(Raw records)
>> begin

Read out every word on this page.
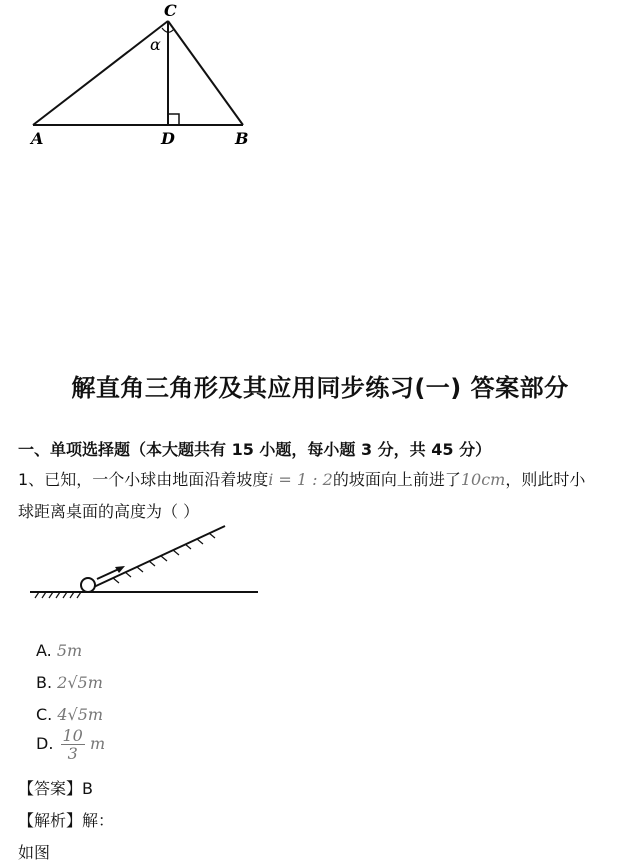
C
α
A	D	B
解直角三角形及其应用同步练习(一) 答案部分
一、单项选择题（本大题共有 15 小题，每小题 3 分，共 45 分）
1、已知，一个小球由地面沿着坡度i = 1 : 2的坡面向上前进了10cm，则此时小
球距离桌面的高度为（ ）
A. 5m
B. 2√5m
C. 4√5m
D. $\frac{10}{3}$ m
【答案】B
【解析】解：
如图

>> end

**EXERCISE OBJECTIVE:**
Output all of the entries verbatim, leaving out any images.

**TASK RESULT:**
Read out every word on this page.
C
α
A	D	B
解直角三角形及其应用同步练习(一) 答案部分
一、单项选择题（本大题共有 15 小题，每小题 3 分，共 45 分）
1、已知，一个小球由地面沿着坡度i = 1 : 2的坡面向上前进了10cm，则此时小
球距离桌面的高度为（ ）
A. 5m
B. 2√5m
C. 4√5m
D. $\frac{10}{3}$ m
【答案】B
【解析】解：
如图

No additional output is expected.